WHAT IS EXPECTED:
Images embedded in the records are excluded; print everything else exactly as given.

ITEMS:
━━━

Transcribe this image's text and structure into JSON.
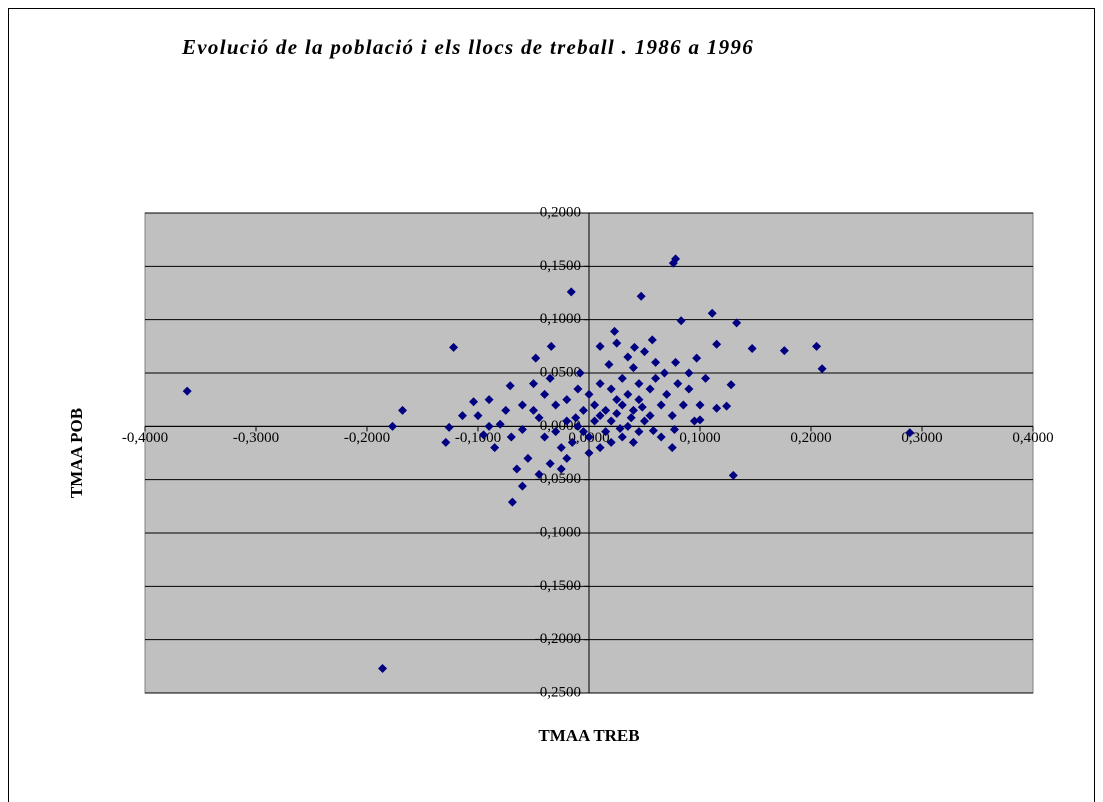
{
  "chart_data": {
    "type": "scatter",
    "title": "Evolució de la població i els llocs de treball . 1986 a 1996",
    "x_label": "TMAA TREB",
    "y_label": "TMAA POB",
    "color": "#000080",
    "plot_background": "#c0c0c0",
    "grid": true,
    "xlim": [
      -0.4,
      0.4
    ],
    "xticks": [
      {
        "value": -0.4,
        "label": "-0,4000"
      },
      {
        "value": -0.3,
        "label": "-0,3000"
      },
      {
        "value": -0.2,
        "label": "-0,2000"
      },
      {
        "value": -0.1,
        "label": "-0,1000"
      },
      {
        "value": 0,
        "label": "0,0000"
      },
      {
        "value": 0.1,
        "label": "0,1000"
      },
      {
        "value": 0.2,
        "label": "0,2000"
      },
      {
        "value": 0.3,
        "label": "0,3000"
      },
      {
        "value": 0.4,
        "label": "0,4000"
      }
    ],
    "ylim": [
      -0.25,
      0.2
    ],
    "yticks": [
      {
        "value": 0.2,
        "label": "0,2000"
      },
      {
        "value": 0.15,
        "label": "0,1500"
      },
      {
        "value": 0.1,
        "label": "0,1000"
      },
      {
        "value": 0.05,
        "label": "0,0500"
      },
      {
        "value": 0,
        "label": "0,0000"
      },
      {
        "value": -0.05,
        "label": "-0,0500"
      },
      {
        "value": -0.1,
        "label": "-0,1000"
      },
      {
        "value": -0.15,
        "label": "-0,1500"
      },
      {
        "value": -0.2,
        "label": "-0,2000"
      },
      {
        "value": -0.25,
        "label": "-0,2500"
      }
    ],
    "x": [
      -0.362,
      -0.186,
      -0.177,
      -0.168,
      -0.122,
      -0.016,
      0.047,
      0.078,
      0.076,
      0.083,
      0.111,
      0.133,
      0.147,
      0.176,
      0.205,
      0.21,
      0.289,
      0.13,
      -0.069,
      -0.06,
      0.115,
      0.128,
      0.124,
      0.115,
      0.097,
      -0.129,
      -0.126,
      -0.114,
      -0.104,
      -0.09,
      -0.071,
      -0.048,
      -0.034,
      0.01,
      0.023,
      0.041,
      0.057,
      0.1,
      0.077,
      0.01,
      0.02,
      -0.01,
      0.0,
      0.03,
      0.025,
      -0.02,
      -0.03,
      0.015,
      0.035,
      0.04,
      0.045,
      0.005,
      -0.005,
      -0.015,
      -0.025,
      -0.04,
      -0.045,
      -0.05,
      -0.06,
      -0.07,
      -0.08,
      -0.085,
      -0.055,
      -0.035,
      -0.02,
      0.0,
      0.02,
      0.03,
      0.05,
      0.055,
      0.06,
      0.065,
      0.07,
      0.075,
      0.08,
      0.085,
      0.09,
      0.095,
      0.06,
      0.05,
      0.04,
      0.03,
      0.02,
      0.01,
      0.0,
      -0.01,
      -0.02,
      -0.03,
      -0.04,
      -0.06,
      -0.075,
      -0.09,
      -0.095,
      -0.1,
      -0.065,
      -0.045,
      -0.025,
      0.01,
      0.04,
      0.065,
      0.075,
      0.055,
      0.045,
      0.035,
      0.025,
      0.015,
      0.005,
      -0.005,
      -0.012,
      0.028,
      0.038,
      0.048,
      0.058,
      0.068,
      0.078,
      0.035,
      0.018,
      -0.008,
      0.025,
      0.045,
      -0.035,
      -0.05,
      0.09,
      0.1,
      0.105
    ],
    "y": [
      0.033,
      -0.227,
      0.0,
      0.015,
      0.074,
      0.126,
      0.122,
      0.157,
      0.153,
      0.099,
      0.106,
      0.097,
      0.073,
      0.071,
      0.075,
      0.054,
      -0.006,
      -0.046,
      -0.071,
      -0.056,
      0.077,
      0.039,
      0.019,
      0.017,
      0.064,
      -0.015,
      -0.001,
      0.01,
      0.023,
      0.025,
      0.038,
      0.064,
      0.075,
      0.075,
      0.089,
      0.074,
      0.081,
      0.006,
      -0.003,
      0.01,
      0.005,
      0.0,
      -0.01,
      0.02,
      0.012,
      0.005,
      -0.005,
      -0.005,
      0.0,
      0.015,
      0.025,
      0.02,
      0.015,
      -0.015,
      -0.02,
      -0.01,
      0.008,
      0.015,
      -0.003,
      -0.01,
      0.002,
      -0.02,
      -0.03,
      -0.035,
      -0.03,
      -0.025,
      -0.015,
      -0.01,
      0.005,
      0.035,
      0.045,
      0.02,
      0.03,
      0.01,
      0.04,
      0.02,
      0.035,
      0.005,
      0.06,
      0.07,
      0.055,
      0.045,
      0.035,
      0.04,
      0.03,
      0.035,
      0.025,
      0.02,
      0.03,
      0.02,
      0.015,
      0.0,
      -0.008,
      0.01,
      -0.04,
      -0.045,
      -0.04,
      -0.02,
      -0.015,
      -0.01,
      -0.02,
      0.01,
      -0.005,
      0.03,
      0.025,
      0.015,
      0.005,
      -0.005,
      0.008,
      -0.002,
      0.008,
      0.018,
      -0.004,
      0.05,
      0.06,
      0.065,
      0.058,
      0.05,
      0.078,
      0.04,
      0.045,
      0.04,
      0.05,
      0.02,
      0.045
    ]
  }
}
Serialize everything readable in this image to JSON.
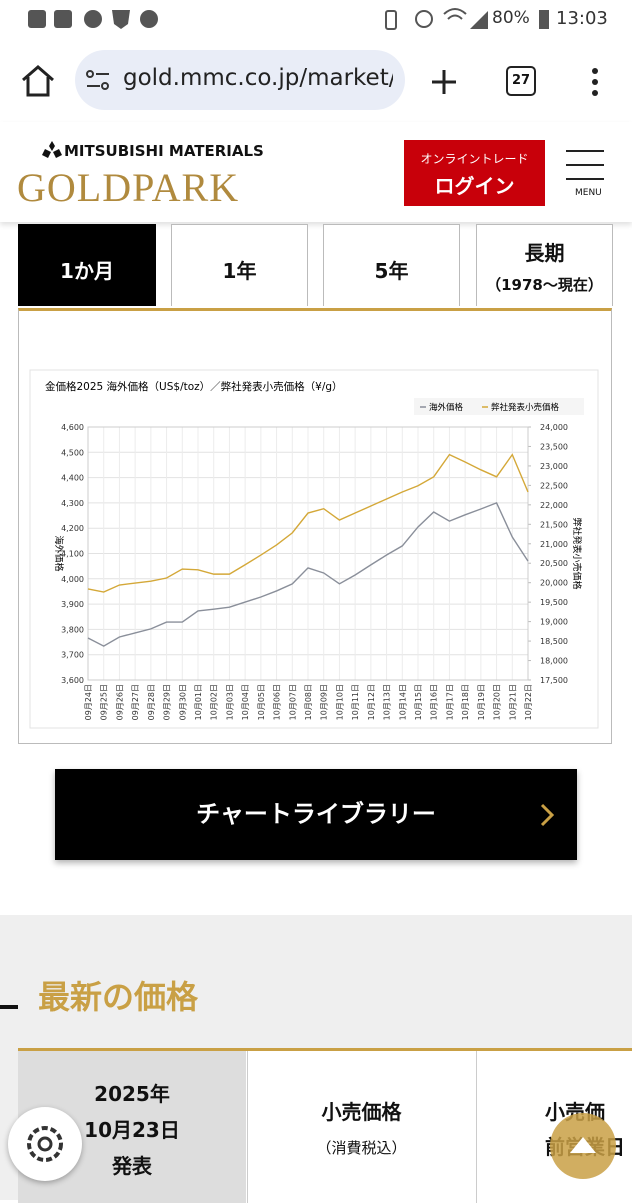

━━━

OUTPUT BELOW:
Transcribe this image's text and structure into JSON.
{
  "chart_data": {
    "type": "scatter",
    "title": "Evolució de la població i els llocs de treball . 1986 a 1996",
    "x_label": "TMAA TREB",
    "y_label": "TMAA POB",
    "color": "#000080",
    "plot_background": "#c0c0c0",
    "grid": true,
    "xlim": [
      -0.4,
      0.4
    ],
    "xticks": [
      {
        "value": -0.4,
        "label": "-0,4000"
      },
      {
        "value": -0.3,
        "label": "-0,3000"
      },
      {
        "value": -0.2,
        "label": "-0,2000"
      },
      {
        "value": -0.1,
        "label": "-0,1000"
      },
      {
        "value": 0,
        "label": "0,0000"
      },
      {
        "value": 0.1,
        "label": "0,1000"
      },
      {
        "value": 0.2,
        "label": "0,2000"
      },
      {
        "value": 0.3,
        "label": "0,3000"
      },
      {
        "value": 0.4,
        "label": "0,4000"
      }
    ],
    "ylim": [
      -0.25,
      0.2
    ],
    "yticks": [
      {
        "value": 0.2,
        "label": "0,2000"
      },
      {
        "value": 0.15,
        "label": "0,1500"
      },
      {
        "value": 0.1,
        "label": "0,1000"
      },
      {
        "value": 0.05,
        "label": "0,0500"
      },
      {
        "value": 0,
        "label": "0,0000"
      },
      {
        "value": -0.05,
        "label": "-0,0500"
      },
      {
        "value": -0.1,
        "label": "-0,1000"
      },
      {
        "value": -0.15,
        "label": "-0,1500"
      },
      {
        "value": -0.2,
        "label": "-0,2000"
      },
      {
        "value": -0.25,
        "label": "-0,2500"
      }
    ],
    "x": [
      -0.362,
      -0.186,
      -0.177,
      -0.168,
      -0.122,
      -0.016,
      0.047,
      0.078,
      0.076,
      0.083,
      0.111,
      0.133,
      0.147,
      0.176,
      0.205,
      0.21,
      0.289,
      0.13,
      -0.069,
      -0.06,
      0.115,
      0.128,
      0.124,
      0.115,
      0.097,
      -0.129,
      -0.126,
      -0.114,
      -0.104,
      -0.09,
      -0.071,
      -0.048,
      -0.034,
      0.01,
      0.023,
      0.041,
      0.057,
      0.1,
      0.077,
      0.01,
      0.02,
      -0.01,
      0.0,
      0.03,
      0.025,
      -0.02,
      -0.03,
      0.015,
      0.035,
      0.04,
      0.045,
      0.005,
      -0.005,
      -0.015,
      -0.025,
      -0.04,
      -0.045,
      -0.05,
      -0.06,
      -0.07,
      -0.08,
      -0.085,
      -0.055,
      -0.035,
      -0.02,
      0.0,
      0.02,
      0.03,
      0.05,
      0.055,
      0.06,
      0.065,
      0.07,
      0.075,
      0.08,
      0.085,
      0.09,
      0.095,
      0.06,
      0.05,
      0.04,
      0.03,
      0.02,
      0.01,
      0.0,
      -0.01,
      -0.02,
      -0.03,
      -0.04,
      -0.06,
      -0.075,
      -0.09,
      -0.095,
      -0.1,
      -0.065,
      -0.045,
      -0.025,
      0.01,
      0.04,
      0.065,
      0.075,
      0.055,
      0.045,
      0.035,
      0.025,
      0.015,
      0.005,
      -0.005,
      -0.012,
      0.028,
      0.038,
      0.048,
      0.058,
      0.068,
      0.078,
      0.035,
      0.018,
      -0.008,
      0.025,
      0.045,
      -0.035,
      -0.05,
      0.09,
      0.1,
      0.105
    ],
    "y": [
      0.033,
      -0.227,
      0.0,
      0.015,
      0.074,
      0.126,
      0.122,
      0.157,
      0.153,
      0.099,
      0.106,
      0.097,
      0.073,
      0.071,
      0.075,
      0.054,
      -0.006,
      -0.046,
      -0.071,
      -0.056,
      0.077,
      0.039,
      0.019,
      0.017,
      0.064,
      -0.015,
      -0.001,
      0.01,
      0.023,
      0.025,
      0.038,
      0.064,
      0.075,
      0.075,
      0.089,
      0.074,
      0.081,
      0.006,
      -0.003,
      0.01,
      0.005,
      0.0,
      -0.01,
      0.02,
      0.012,
      0.005,
      -0.005,
      -0.005,
      0.0,
      0.015,
      0.025,
      0.02,
      0.015,
      -0.015,
      -0.02,
      -0.01,
      0.008,
      0.015,
      -0.003,
      -0.01,
      0.002,
      -0.02,
      -0.03,
      -0.035,
      -0.03,
      -0.025,
      -0.015,
      -0.01,
      0.005,
      0.035,
      0.045,
      0.02,
      0.03,
      0.01,
      0.04,
      0.02,
      0.035,
      0.005,
      0.06,
      0.07,
      0.055,
      0.045,
      0.035,
      0.04,
      0.03,
      0.035,
      0.025,
      0.02,
      0.03,
      0.02,
      0.015,
      0.0,
      -0.008,
      0.01,
      -0.04,
      -0.045,
      -0.04,
      -0.02,
      -0.015,
      -0.01,
      -0.02,
      0.01,
      -0.005,
      0.03,
      0.025,
      0.015,
      0.005,
      -0.005,
      0.008,
      -0.002,
      0.008,
      0.018,
      -0.004,
      0.05,
      0.06,
      0.065,
      0.058,
      0.05,
      0.078,
      0.04,
      0.045,
      0.04,
      0.05,
      0.02,
      0.045
    ]
  }
}
Serialize everything readable in this image to JSON.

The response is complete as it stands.